# GOAL OF THE EXERCISE:
Copy every record exactly, and keep the pictures out.

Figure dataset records

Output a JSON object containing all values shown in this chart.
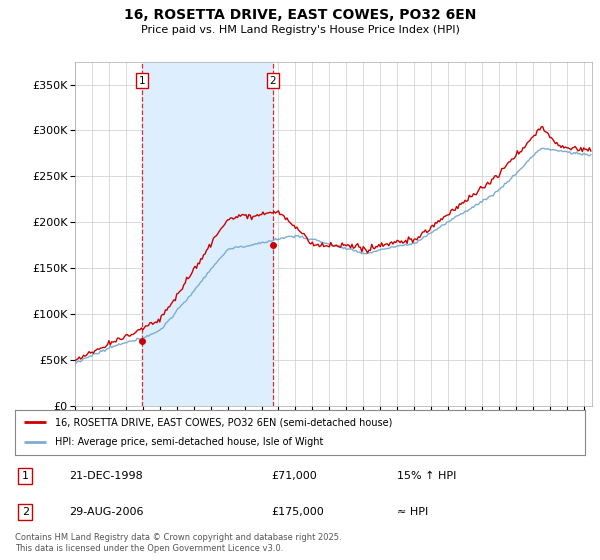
{
  "title": "16, ROSETTA DRIVE, EAST COWES, PO32 6EN",
  "subtitle": "Price paid vs. HM Land Registry's House Price Index (HPI)",
  "ylabel_ticks": [
    "£0",
    "£50K",
    "£100K",
    "£150K",
    "£200K",
    "£250K",
    "£300K",
    "£350K"
  ],
  "ytick_vals": [
    0,
    50000,
    100000,
    150000,
    200000,
    250000,
    300000,
    350000
  ],
  "ylim": [
    0,
    375000
  ],
  "xlim_start": 1995.0,
  "xlim_end": 2025.5,
  "purchase1_x": 1998.97,
  "purchase1_y": 71000,
  "purchase1_label": "1",
  "purchase1_date": "21-DEC-1998",
  "purchase1_price": "£71,000",
  "purchase1_hpi": "15% ↑ HPI",
  "purchase2_x": 2006.66,
  "purchase2_y": 175000,
  "purchase2_label": "2",
  "purchase2_date": "29-AUG-2006",
  "purchase2_price": "£175,000",
  "purchase2_hpi": "≈ HPI",
  "line1_color": "#cc0000",
  "line2_color": "#7dadd4",
  "line1_label": "16, ROSETTA DRIVE, EAST COWES, PO32 6EN (semi-detached house)",
  "line2_label": "HPI: Average price, semi-detached house, Isle of Wight",
  "marker_color": "#cc0000",
  "shading_color": "#ddeeff",
  "vline_color": "#cc0000",
  "grid_color": "#cccccc",
  "bg_color": "#ffffff",
  "footnote": "Contains HM Land Registry data © Crown copyright and database right 2025.\nThis data is licensed under the Open Government Licence v3.0."
}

# OUTPUT FOR THIS EXERCISE:
Output a JSON object containing all values shown in this chart.
{
  "title": "16, ROSETTA DRIVE, EAST COWES, PO32 6EN",
  "subtitle": "Price paid vs. HM Land Registry's House Price Index (HPI)",
  "ylabel_ticks": [
    "£0",
    "£50K",
    "£100K",
    "£150K",
    "£200K",
    "£250K",
    "£300K",
    "£350K"
  ],
  "ytick_vals": [
    0,
    50000,
    100000,
    150000,
    200000,
    250000,
    300000,
    350000
  ],
  "ylim": [
    0,
    375000
  ],
  "xlim_start": 1995.0,
  "xlim_end": 2025.5,
  "purchase1_x": 1998.97,
  "purchase1_y": 71000,
  "purchase1_label": "1",
  "purchase1_date": "21-DEC-1998",
  "purchase1_price": "£71,000",
  "purchase1_hpi": "15% ↑ HPI",
  "purchase2_x": 2006.66,
  "purchase2_y": 175000,
  "purchase2_label": "2",
  "purchase2_date": "29-AUG-2006",
  "purchase2_price": "£175,000",
  "purchase2_hpi": "≈ HPI",
  "line1_color": "#cc0000",
  "line2_color": "#7dadd4",
  "line1_label": "16, ROSETTA DRIVE, EAST COWES, PO32 6EN (semi-detached house)",
  "line2_label": "HPI: Average price, semi-detached house, Isle of Wight",
  "marker_color": "#cc0000",
  "shading_color": "#ddeeff",
  "vline_color": "#cc0000",
  "grid_color": "#cccccc",
  "bg_color": "#ffffff",
  "footnote": "Contains HM Land Registry data © Crown copyright and database right 2025.\nThis data is licensed under the Open Government Licence v3.0."
}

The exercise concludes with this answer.